* _What this task involves_:
Search the records below for the word "tales" and show every line where it occurs.

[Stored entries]
------------------------

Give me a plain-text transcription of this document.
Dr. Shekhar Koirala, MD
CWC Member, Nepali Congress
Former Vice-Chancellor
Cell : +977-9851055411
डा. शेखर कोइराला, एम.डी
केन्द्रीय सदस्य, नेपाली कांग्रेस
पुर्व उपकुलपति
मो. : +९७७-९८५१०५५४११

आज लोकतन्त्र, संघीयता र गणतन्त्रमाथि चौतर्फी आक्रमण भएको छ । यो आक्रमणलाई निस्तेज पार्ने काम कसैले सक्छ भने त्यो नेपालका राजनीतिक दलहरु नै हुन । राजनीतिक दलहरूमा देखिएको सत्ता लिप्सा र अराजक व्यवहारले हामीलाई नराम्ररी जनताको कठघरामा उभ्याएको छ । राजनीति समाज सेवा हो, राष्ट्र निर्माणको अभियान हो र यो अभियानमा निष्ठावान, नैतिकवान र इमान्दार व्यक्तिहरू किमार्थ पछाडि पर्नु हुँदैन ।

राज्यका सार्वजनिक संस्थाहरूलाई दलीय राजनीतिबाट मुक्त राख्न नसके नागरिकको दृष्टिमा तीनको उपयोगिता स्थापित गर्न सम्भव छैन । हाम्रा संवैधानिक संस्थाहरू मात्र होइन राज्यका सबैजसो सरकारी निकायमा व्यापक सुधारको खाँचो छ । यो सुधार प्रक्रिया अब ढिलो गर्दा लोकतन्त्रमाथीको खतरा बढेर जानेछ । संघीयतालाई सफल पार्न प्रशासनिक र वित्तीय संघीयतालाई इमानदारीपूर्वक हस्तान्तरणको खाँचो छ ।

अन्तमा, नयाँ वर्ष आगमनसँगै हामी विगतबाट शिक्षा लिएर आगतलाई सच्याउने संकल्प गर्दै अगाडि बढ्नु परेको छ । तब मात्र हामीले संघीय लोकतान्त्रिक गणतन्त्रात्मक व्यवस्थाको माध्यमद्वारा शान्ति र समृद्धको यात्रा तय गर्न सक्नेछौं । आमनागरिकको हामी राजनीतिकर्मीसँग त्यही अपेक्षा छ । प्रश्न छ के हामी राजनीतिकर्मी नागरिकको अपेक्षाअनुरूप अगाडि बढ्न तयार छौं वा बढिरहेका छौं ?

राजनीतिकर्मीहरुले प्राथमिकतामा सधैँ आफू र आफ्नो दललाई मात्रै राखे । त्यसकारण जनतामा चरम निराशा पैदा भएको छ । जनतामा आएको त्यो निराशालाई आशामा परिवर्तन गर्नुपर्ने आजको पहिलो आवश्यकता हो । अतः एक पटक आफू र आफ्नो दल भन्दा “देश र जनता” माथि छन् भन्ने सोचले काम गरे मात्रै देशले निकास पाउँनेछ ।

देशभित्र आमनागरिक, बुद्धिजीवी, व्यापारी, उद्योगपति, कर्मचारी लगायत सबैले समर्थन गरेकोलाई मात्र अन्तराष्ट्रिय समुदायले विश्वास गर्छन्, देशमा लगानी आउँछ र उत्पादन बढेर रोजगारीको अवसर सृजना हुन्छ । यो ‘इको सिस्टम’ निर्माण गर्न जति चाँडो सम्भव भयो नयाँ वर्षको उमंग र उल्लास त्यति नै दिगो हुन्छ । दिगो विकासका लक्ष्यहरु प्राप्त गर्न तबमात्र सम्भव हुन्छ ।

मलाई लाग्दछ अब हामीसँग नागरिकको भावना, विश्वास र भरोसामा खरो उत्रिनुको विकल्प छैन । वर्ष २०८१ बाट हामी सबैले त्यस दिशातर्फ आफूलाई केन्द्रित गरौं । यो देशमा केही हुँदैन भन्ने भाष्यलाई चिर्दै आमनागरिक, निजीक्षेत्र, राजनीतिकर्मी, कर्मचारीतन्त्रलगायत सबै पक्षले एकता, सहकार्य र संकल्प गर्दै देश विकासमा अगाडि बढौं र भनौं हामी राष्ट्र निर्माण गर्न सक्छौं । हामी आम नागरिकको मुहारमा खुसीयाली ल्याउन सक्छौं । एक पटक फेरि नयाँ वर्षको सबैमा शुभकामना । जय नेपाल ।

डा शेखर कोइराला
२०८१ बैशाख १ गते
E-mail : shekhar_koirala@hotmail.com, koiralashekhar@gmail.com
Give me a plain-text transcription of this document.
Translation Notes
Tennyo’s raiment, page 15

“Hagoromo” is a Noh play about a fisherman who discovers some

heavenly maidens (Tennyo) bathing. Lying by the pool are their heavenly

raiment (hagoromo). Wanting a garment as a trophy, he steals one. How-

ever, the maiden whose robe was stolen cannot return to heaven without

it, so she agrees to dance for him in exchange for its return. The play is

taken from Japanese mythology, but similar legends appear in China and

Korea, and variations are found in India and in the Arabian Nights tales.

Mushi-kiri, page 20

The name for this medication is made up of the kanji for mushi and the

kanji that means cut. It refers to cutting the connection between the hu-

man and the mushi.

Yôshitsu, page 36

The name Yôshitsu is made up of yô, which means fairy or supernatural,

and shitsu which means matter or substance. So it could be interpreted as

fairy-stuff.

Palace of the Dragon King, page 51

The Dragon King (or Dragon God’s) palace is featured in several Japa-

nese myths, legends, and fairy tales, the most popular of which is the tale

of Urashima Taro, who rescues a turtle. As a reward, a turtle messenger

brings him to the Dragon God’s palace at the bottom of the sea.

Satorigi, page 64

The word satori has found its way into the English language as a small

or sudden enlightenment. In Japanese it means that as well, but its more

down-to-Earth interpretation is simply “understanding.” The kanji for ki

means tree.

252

------------------------

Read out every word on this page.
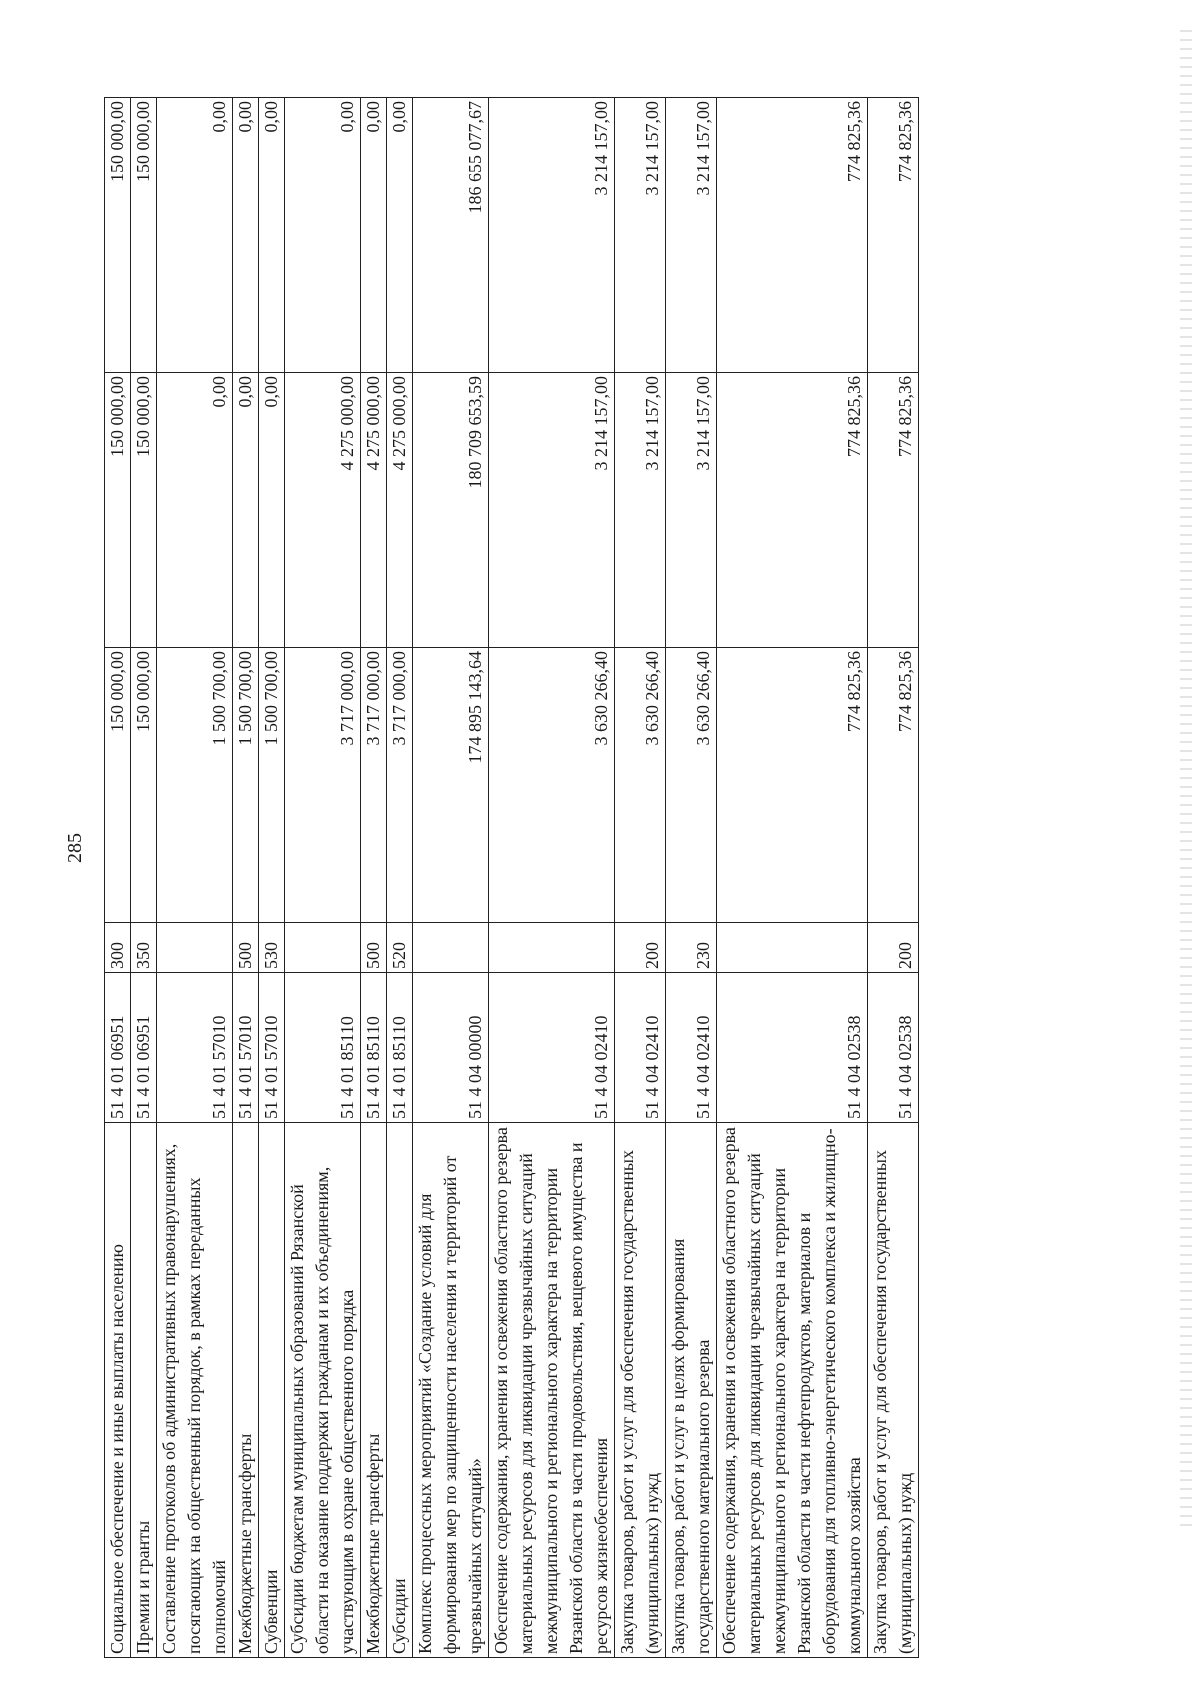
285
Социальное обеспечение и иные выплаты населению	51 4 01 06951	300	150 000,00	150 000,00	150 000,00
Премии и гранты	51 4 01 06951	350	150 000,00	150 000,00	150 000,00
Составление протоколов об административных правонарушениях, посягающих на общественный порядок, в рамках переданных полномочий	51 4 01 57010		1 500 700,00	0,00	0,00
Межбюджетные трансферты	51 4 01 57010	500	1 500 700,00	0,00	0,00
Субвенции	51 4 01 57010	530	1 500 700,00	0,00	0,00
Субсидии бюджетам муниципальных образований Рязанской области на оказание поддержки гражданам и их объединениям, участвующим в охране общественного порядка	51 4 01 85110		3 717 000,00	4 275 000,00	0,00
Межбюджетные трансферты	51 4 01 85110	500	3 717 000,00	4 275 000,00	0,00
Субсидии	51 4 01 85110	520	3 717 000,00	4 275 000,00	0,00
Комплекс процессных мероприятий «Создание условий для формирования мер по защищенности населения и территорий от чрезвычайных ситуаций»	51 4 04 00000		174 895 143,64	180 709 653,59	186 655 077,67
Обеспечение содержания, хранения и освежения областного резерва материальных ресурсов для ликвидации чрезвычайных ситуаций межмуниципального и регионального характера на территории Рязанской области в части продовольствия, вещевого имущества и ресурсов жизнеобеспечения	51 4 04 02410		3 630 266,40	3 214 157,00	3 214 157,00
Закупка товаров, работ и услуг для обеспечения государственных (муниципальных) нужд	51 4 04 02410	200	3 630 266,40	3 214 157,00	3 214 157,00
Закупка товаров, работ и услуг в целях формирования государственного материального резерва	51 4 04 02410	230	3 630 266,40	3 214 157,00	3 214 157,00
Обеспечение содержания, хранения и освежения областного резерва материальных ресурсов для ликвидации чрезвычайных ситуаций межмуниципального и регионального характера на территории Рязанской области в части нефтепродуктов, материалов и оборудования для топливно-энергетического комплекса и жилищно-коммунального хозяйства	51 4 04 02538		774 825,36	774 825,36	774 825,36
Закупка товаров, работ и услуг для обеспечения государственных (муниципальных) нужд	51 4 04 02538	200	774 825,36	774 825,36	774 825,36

------------------------

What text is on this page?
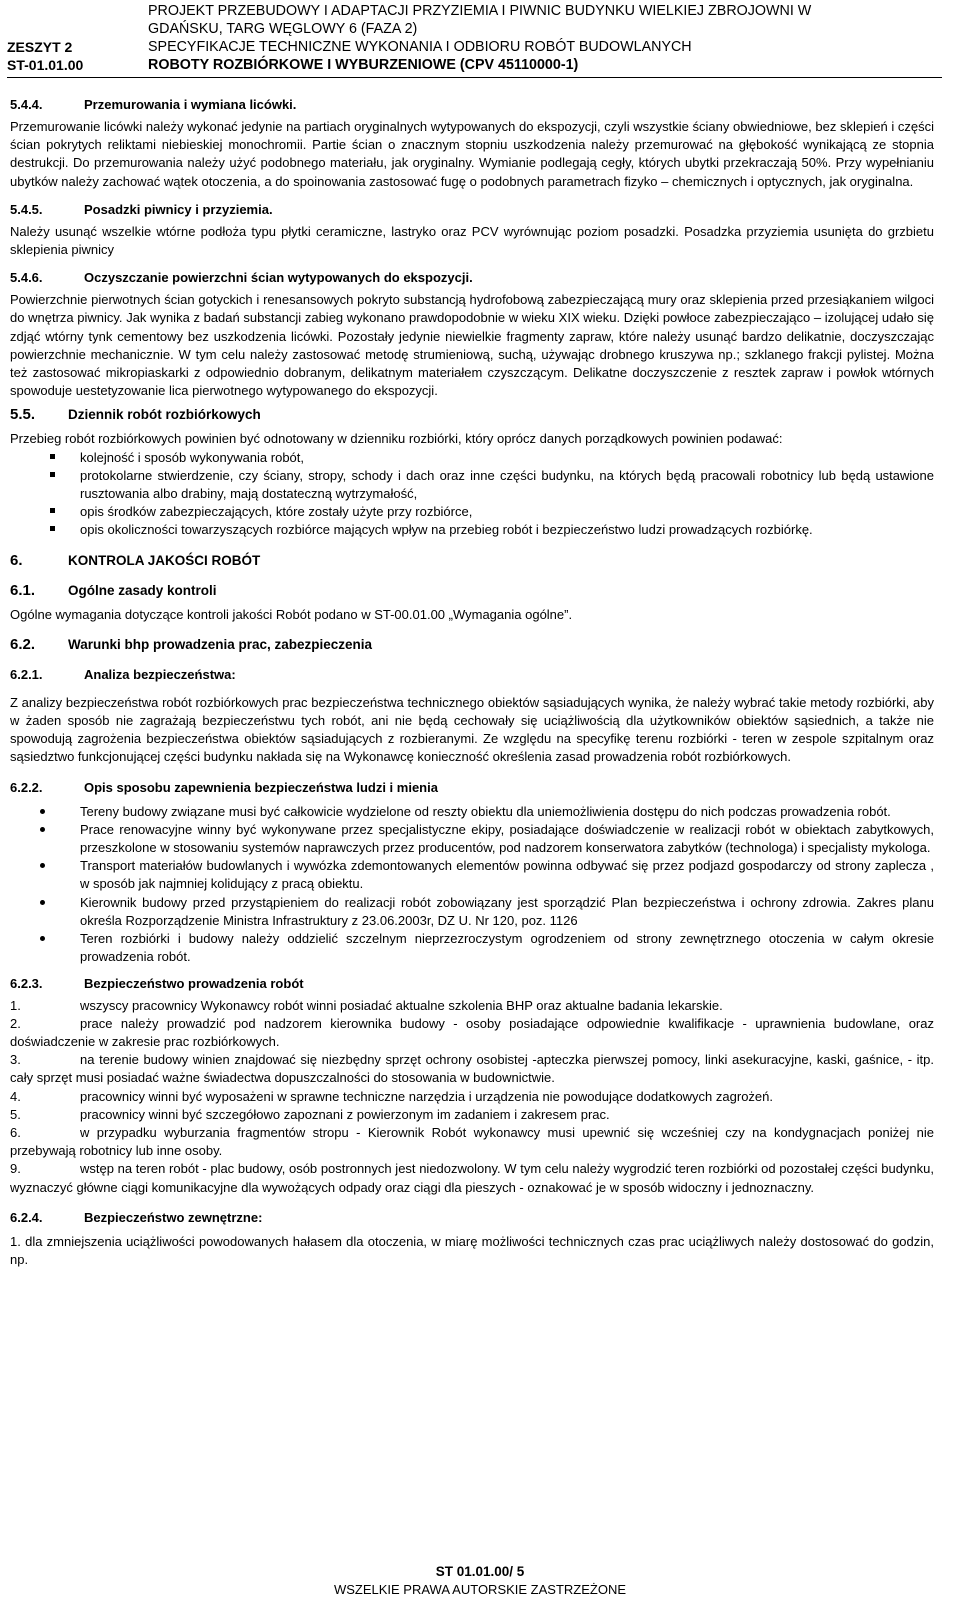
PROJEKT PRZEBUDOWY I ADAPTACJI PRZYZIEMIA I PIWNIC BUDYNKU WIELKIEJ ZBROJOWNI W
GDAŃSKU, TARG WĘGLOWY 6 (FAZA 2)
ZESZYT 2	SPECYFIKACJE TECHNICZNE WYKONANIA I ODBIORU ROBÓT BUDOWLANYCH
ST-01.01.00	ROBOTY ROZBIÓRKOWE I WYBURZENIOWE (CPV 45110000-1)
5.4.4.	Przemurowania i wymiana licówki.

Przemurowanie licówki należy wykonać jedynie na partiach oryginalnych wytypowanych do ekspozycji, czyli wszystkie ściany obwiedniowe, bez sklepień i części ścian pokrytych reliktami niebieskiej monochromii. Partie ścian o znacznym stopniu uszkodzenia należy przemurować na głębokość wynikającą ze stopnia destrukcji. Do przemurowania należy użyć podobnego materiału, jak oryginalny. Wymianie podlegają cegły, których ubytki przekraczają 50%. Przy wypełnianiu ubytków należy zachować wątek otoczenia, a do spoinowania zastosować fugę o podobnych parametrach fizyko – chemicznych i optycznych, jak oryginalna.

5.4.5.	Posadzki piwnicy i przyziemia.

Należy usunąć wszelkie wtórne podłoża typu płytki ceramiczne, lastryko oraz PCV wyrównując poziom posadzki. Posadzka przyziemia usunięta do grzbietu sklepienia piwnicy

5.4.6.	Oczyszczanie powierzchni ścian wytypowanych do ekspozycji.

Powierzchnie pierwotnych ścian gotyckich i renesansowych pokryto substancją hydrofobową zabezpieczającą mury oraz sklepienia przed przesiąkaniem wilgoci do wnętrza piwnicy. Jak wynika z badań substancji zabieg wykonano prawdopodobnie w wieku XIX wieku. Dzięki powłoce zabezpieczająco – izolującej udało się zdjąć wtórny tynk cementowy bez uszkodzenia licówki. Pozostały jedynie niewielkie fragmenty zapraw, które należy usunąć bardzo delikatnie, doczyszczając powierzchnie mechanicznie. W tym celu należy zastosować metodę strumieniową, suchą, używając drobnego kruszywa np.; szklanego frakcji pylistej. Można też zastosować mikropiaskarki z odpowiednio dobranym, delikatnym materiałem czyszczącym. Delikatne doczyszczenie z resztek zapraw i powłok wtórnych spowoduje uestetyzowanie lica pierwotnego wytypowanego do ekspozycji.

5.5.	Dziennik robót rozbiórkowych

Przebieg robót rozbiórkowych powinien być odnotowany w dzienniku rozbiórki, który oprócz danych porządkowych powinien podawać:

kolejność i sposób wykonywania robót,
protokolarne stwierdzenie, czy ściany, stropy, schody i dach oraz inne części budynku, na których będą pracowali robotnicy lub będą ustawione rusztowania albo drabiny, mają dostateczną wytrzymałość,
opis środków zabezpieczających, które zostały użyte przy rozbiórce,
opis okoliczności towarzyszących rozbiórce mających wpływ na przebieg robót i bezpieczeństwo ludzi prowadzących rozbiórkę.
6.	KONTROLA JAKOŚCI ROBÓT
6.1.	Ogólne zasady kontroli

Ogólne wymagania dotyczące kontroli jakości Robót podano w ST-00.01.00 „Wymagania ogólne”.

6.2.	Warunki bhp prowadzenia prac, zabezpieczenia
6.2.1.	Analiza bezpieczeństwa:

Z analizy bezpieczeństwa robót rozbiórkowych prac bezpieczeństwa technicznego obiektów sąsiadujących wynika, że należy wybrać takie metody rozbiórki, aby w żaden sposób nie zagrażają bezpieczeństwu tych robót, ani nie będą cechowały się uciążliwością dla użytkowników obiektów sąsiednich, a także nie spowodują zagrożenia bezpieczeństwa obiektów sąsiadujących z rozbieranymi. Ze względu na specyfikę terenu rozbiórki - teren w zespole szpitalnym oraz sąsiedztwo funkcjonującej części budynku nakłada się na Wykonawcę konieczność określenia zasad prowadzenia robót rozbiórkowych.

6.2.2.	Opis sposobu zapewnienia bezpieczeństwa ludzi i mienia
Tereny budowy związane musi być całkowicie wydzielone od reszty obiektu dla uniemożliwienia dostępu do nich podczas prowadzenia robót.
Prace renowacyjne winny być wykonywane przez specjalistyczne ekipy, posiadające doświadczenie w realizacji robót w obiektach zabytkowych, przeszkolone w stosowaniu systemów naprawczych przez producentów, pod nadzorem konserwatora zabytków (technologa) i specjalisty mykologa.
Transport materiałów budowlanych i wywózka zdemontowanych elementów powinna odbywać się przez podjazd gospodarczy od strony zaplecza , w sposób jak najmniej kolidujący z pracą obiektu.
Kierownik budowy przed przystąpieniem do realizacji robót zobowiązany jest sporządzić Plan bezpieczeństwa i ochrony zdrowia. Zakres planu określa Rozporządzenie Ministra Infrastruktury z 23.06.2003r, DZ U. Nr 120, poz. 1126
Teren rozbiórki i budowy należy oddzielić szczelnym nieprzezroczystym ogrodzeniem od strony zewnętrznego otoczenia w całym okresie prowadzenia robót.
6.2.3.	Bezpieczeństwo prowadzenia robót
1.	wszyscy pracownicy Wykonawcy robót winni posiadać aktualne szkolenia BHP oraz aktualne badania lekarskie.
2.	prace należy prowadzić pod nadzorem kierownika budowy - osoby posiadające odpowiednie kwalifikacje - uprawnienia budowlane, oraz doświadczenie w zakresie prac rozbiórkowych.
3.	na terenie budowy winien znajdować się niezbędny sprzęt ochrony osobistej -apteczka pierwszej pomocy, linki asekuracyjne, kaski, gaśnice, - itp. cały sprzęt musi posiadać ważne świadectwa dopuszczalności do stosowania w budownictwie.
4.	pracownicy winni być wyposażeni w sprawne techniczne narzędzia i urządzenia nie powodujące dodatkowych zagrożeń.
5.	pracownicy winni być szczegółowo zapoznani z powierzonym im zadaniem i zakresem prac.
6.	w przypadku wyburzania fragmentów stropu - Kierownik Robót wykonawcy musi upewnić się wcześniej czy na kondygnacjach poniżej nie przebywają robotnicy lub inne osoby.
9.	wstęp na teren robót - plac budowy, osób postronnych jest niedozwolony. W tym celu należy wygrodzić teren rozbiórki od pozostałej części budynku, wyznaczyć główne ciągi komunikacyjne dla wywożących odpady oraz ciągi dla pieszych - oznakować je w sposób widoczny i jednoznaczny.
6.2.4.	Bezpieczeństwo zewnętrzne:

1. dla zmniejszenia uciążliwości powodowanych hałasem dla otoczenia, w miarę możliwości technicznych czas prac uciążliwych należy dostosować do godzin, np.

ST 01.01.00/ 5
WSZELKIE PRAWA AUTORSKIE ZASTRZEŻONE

------------------------

* _Output of the task_:
Korea, and variations are found in India and in the Arabian Nights tales.
nese myths, legends, and fairy tales, the most popular of which is the tale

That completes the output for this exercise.